- WHAT YOU SHOULD DO: Reproduce every line of the material below, but drop the pictures.

Excerpt from a dataset:
--- --- ---

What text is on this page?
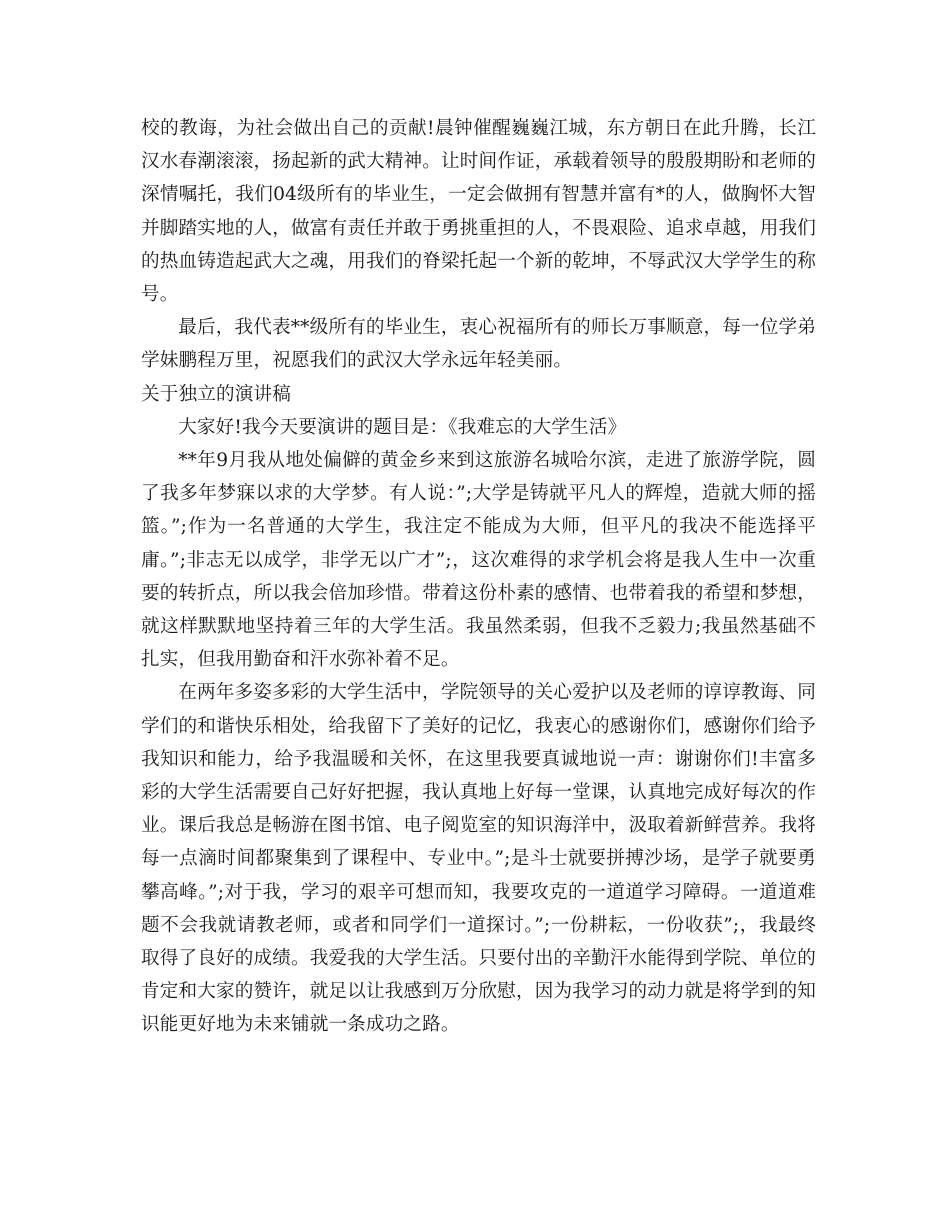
校的教诲，为社会做出自己的贡献!晨钟催醒巍巍江城，东方朝日在此升腾，长江汉水春潮滚滚，扬起新的武大精神。让时间作证，承载着领导的殷殷期盼和老师的深情嘱托，我们04级所有的毕业生，一定会做拥有智慧并富有*的人，做胸怀大智并脚踏实地的人，做富有责任并敢于勇挑重担的人，不畏艰险、追求卓越，用我们的热血铸造起武大之魂，用我们的脊梁托起一个新的乾坤，不辱武汉大学学生的称号。

最后，我代表**级所有的毕业生，衷心祝福所有的师长万事顺意，每一位学弟学妹鹏程万里，祝愿我们的武汉大学永远年轻美丽。

关于独立的演讲稿

大家好!我今天要演讲的题目是：《我难忘的大学生活》

**年9月我从地处偏僻的黄金乡来到这旅游名城哈尔滨，走进了旅游学院，圆了我多年梦寐以求的大学梦。有人说：”;大学是铸就平凡人的辉煌，造就大师的摇篮。”;作为一名普通的大学生，我注定不能成为大师，但平凡的我决不能选择平庸。”;非志无以成学，非学无以广才”;，这次难得的求学机会将是我人生中一次重要的转折点，所以我会倍加珍惜。带着这份朴素的感情、也带着我的希望和梦想，就这样默默地坚持着三年的大学生活。我虽然柔弱，但我不乏毅力;我虽然基础不扎实，但我用勤奋和汗水弥补着不足。

在两年多姿多彩的大学生活中，学院领导的关心爱护以及老师的谆谆教诲、同学们的和谐快乐相处，给我留下了美好的记忆，我衷心的感谢你们，感谢你们给予我知识和能力，给予我温暖和关怀，在这里我要真诚地说一声：谢谢你们!丰富多彩的大学生活需要自己好好把握，我认真地上好每一堂课，认真地完成好每次的作业。课后我总是畅游在图书馆、电子阅览室的知识海洋中，汲取着新鲜营养。我将每一点滴时间都聚集到了课程中、专业中。”;是斗士就要拼搏沙场，是学子就要勇攀高峰。”;对于我，学习的艰辛可想而知，我要攻克的一道道学习障碍。一道道难题不会我就请教老师，或者和同学们一道探讨。”;一份耕耘，一份收获”;，我最终取得了良好的成绩。我爱我的大学生活。只要付出的辛勤汗水能得到学院、单位的肯定和大家的赞许，就足以让我感到万分欣慰，因为我学习的动力就是将学到的知识能更好地为未来铺就一条成功之路。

--- --- ---

- RESPONSE TO THIS TASK:
What text is on this page?
校的教诲，为社会做出自己的贡献!晨钟催醒巍巍江城，东方朝日在此升腾，长江汉水春潮滚滚，扬起新的武大精神。让时间作证，承载着领导的殷殷期盼和老师的深情嘱托，我们04级所有的毕业生，一定会做拥有智慧并富有*的人，做胸怀大智并脚踏实地的人，做富有责任并敢于勇挑重担的人，不畏艰险、追求卓越，用我们的热血铸造起武大之魂，用我们的脊梁托起一个新的乾坤，不辱武汉大学学生的称号。

最后，我代表**级所有的毕业生，衷心祝福所有的师长万事顺意，每一位学弟学妹鹏程万里，祝愿我们的武汉大学永远年轻美丽。

关于独立的演讲稿

大家好!我今天要演讲的题目是：《我难忘的大学生活》

**年9月我从地处偏僻的黄金乡来到这旅游名城哈尔滨，走进了旅游学院，圆了我多年梦寐以求的大学梦。有人说：”;大学是铸就平凡人的辉煌，造就大师的摇篮。”;作为一名普通的大学生，我注定不能成为大师，但平凡的我决不能选择平庸。”;非志无以成学，非学无以广才”;，这次难得的求学机会将是我人生中一次重要的转折点，所以我会倍加珍惜。带着这份朴素的感情、也带着我的希望和梦想，就这样默默地坚持着三年的大学生活。我虽然柔弱，但我不乏毅力;我虽然基础不扎实，但我用勤奋和汗水弥补着不足。

在两年多姿多彩的大学生活中，学院领导的关心爱护以及老师的谆谆教诲、同学们的和谐快乐相处，给我留下了美好的记忆，我衷心的感谢你们，感谢你们给予我知识和能力，给予我温暖和关怀，在这里我要真诚地说一声：谢谢你们!丰富多彩的大学生活需要自己好好把握，我认真地上好每一堂课，认真地完成好每次的作业。课后我总是畅游在图书馆、电子阅览室的知识海洋中，汲取着新鲜营养。我将每一点滴时间都聚集到了课程中、专业中。”;是斗士就要拼搏沙场，是学子就要勇攀高峰。”;对于我，学习的艰辛可想而知，我要攻克的一道道学习障碍。一道道难题不会我就请教老师，或者和同学们一道探讨。”;一份耕耘，一份收获”;，我最终取得了良好的成绩。我爱我的大学生活。只要付出的辛勤汗水能得到学院、单位的肯定和大家的赞许，就足以让我感到万分欣慰，因为我学习的动力就是将学到的知识能更好地为未来铺就一条成功之路。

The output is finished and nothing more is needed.